**JOB**:
Each line below must be set down exactly; omit any image you find.

Records from a data collection:
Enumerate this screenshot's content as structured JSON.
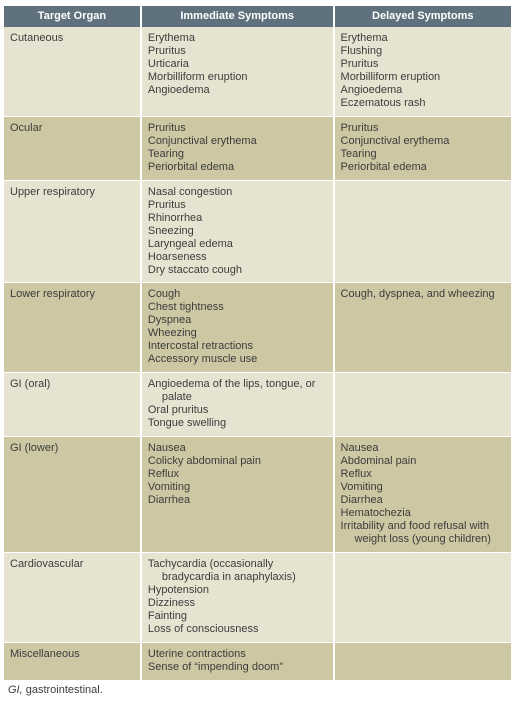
{
  "colors": {
    "header_bg": "#60717e",
    "header_fg": "#ffffff",
    "row_a_bg": "#e6e4d1",
    "row_b_bg": "#cdc7a3",
    "body_fg": "#3c3c3c",
    "rule": "#ffffff"
  },
  "typography": {
    "font_family": "Arial, Helvetica, sans-serif",
    "header_fontsize_pt": 8.5,
    "body_fontsize_pt": 8.5,
    "header_fontweight": "bold"
  },
  "columns": [
    {
      "label": "Target Organ",
      "width_pct": 27,
      "align": "center"
    },
    {
      "label": "Immediate Symptoms",
      "width_pct": 38,
      "align": "center"
    },
    {
      "label": "Delayed Symptoms",
      "width_pct": 35,
      "align": "center"
    }
  ],
  "row_stripe": [
    "a",
    "b",
    "a",
    "b",
    "a",
    "b",
    "a",
    "b"
  ],
  "rows": [
    {
      "organ": "Cutaneous",
      "immediate": [
        "Erythema",
        "Pruritus",
        "Urticaria",
        "Morbilliform eruption",
        "Angioedema"
      ],
      "delayed": [
        "Erythema",
        "Flushing",
        "Pruritus",
        "Morbilliform eruption",
        "Angioedema",
        "Eczematous rash"
      ]
    },
    {
      "organ": "Ocular",
      "immediate": [
        "Pruritus",
        "Conjunctival erythema",
        "Tearing",
        "Periorbital edema"
      ],
      "delayed": [
        "Pruritus",
        "Conjunctival erythema",
        "Tearing",
        "Periorbital edema"
      ]
    },
    {
      "organ": "Upper respiratory",
      "immediate": [
        "Nasal congestion",
        "Pruritus",
        "Rhinorrhea",
        "Sneezing",
        "Laryngeal edema",
        "Hoarseness",
        "Dry staccato cough"
      ],
      "delayed": []
    },
    {
      "organ": "Lower respiratory",
      "immediate": [
        "Cough",
        "Chest tightness",
        "Dyspnea",
        "Wheezing",
        "Intercostal retractions",
        "Accessory muscle use"
      ],
      "delayed": [
        "Cough, dyspnea, and wheezing"
      ]
    },
    {
      "organ": "GI (oral)",
      "immediate": [
        "Angioedema of the lips, tongue, or palate",
        "Oral pruritus",
        "Tongue swelling"
      ],
      "delayed": []
    },
    {
      "organ": "GI (lower)",
      "immediate": [
        "Nausea",
        "Colicky abdominal pain",
        "Reflux",
        "Vomiting",
        "Diarrhea"
      ],
      "delayed": [
        "Nausea",
        "Abdominal pain",
        "Reflux",
        "Vomiting",
        "Diarrhea",
        "Hematochezia",
        "Irritability and food refusal with weight loss (young children)"
      ]
    },
    {
      "organ": "Cardiovascular",
      "immediate": [
        "Tachycardia (occasionally bradycardia in anaphylaxis)",
        "Hypotension",
        "Dizziness",
        "Fainting",
        "Loss of consciousness"
      ],
      "delayed": []
    },
    {
      "organ": "Miscellaneous",
      "immediate": [
        "Uterine contractions",
        "Sense of “impending doom”"
      ],
      "delayed": []
    }
  ],
  "footnote": {
    "abbr": "GI,",
    "text": " gastrointestinal."
  }
}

**FULL RESPONSE**:
Enumerate this screenshot's content as structured JSON.
{
  "colors": {
    "header_bg": "#60717e",
    "header_fg": "#ffffff",
    "row_a_bg": "#e6e4d1",
    "row_b_bg": "#cdc7a3",
    "body_fg": "#3c3c3c",
    "rule": "#ffffff"
  },
  "typography": {
    "font_family": "Arial, Helvetica, sans-serif",
    "header_fontsize_pt": 8.5,
    "body_fontsize_pt": 8.5,
    "header_fontweight": "bold"
  },
  "columns": [
    {
      "label": "Target Organ",
      "width_pct": 27,
      "align": "center"
    },
    {
      "label": "Immediate Symptoms",
      "width_pct": 38,
      "align": "center"
    },
    {
      "label": "Delayed Symptoms",
      "width_pct": 35,
      "align": "center"
    }
  ],
  "row_stripe": [
    "a",
    "b",
    "a",
    "b",
    "a",
    "b",
    "a",
    "b"
  ],
  "rows": [
    {
      "organ": "Cutaneous",
      "immediate": [
        "Erythema",
        "Pruritus",
        "Urticaria",
        "Morbilliform eruption",
        "Angioedema"
      ],
      "delayed": [
        "Erythema",
        "Flushing",
        "Pruritus",
        "Morbilliform eruption",
        "Angioedema",
        "Eczematous rash"
      ]
    },
    {
      "organ": "Ocular",
      "immediate": [
        "Pruritus",
        "Conjunctival erythema",
        "Tearing",
        "Periorbital edema"
      ],
      "delayed": [
        "Pruritus",
        "Conjunctival erythema",
        "Tearing",
        "Periorbital edema"
      ]
    },
    {
      "organ": "Upper respiratory",
      "immediate": [
        "Nasal congestion",
        "Pruritus",
        "Rhinorrhea",
        "Sneezing",
        "Laryngeal edema",
        "Hoarseness",
        "Dry staccato cough"
      ],
      "delayed": []
    },
    {
      "organ": "Lower respiratory",
      "immediate": [
        "Cough",
        "Chest tightness",
        "Dyspnea",
        "Wheezing",
        "Intercostal retractions",
        "Accessory muscle use"
      ],
      "delayed": [
        "Cough, dyspnea, and wheezing"
      ]
    },
    {
      "organ": "GI (oral)",
      "immediate": [
        "Angioedema of the lips, tongue, or palate",
        "Oral pruritus",
        "Tongue swelling"
      ],
      "delayed": []
    },
    {
      "organ": "GI (lower)",
      "immediate": [
        "Nausea",
        "Colicky abdominal pain",
        "Reflux",
        "Vomiting",
        "Diarrhea"
      ],
      "delayed": [
        "Nausea",
        "Abdominal pain",
        "Reflux",
        "Vomiting",
        "Diarrhea",
        "Hematochezia",
        "Irritability and food refusal with weight loss (young children)"
      ]
    },
    {
      "organ": "Cardiovascular",
      "immediate": [
        "Tachycardia (occasionally bradycardia in anaphylaxis)",
        "Hypotension",
        "Dizziness",
        "Fainting",
        "Loss of consciousness"
      ],
      "delayed": []
    },
    {
      "organ": "Miscellaneous",
      "immediate": [
        "Uterine contractions",
        "Sense of “impending doom”"
      ],
      "delayed": []
    }
  ],
  "footnote": {
    "abbr": "GI,",
    "text": " gastrointestinal."
  }
}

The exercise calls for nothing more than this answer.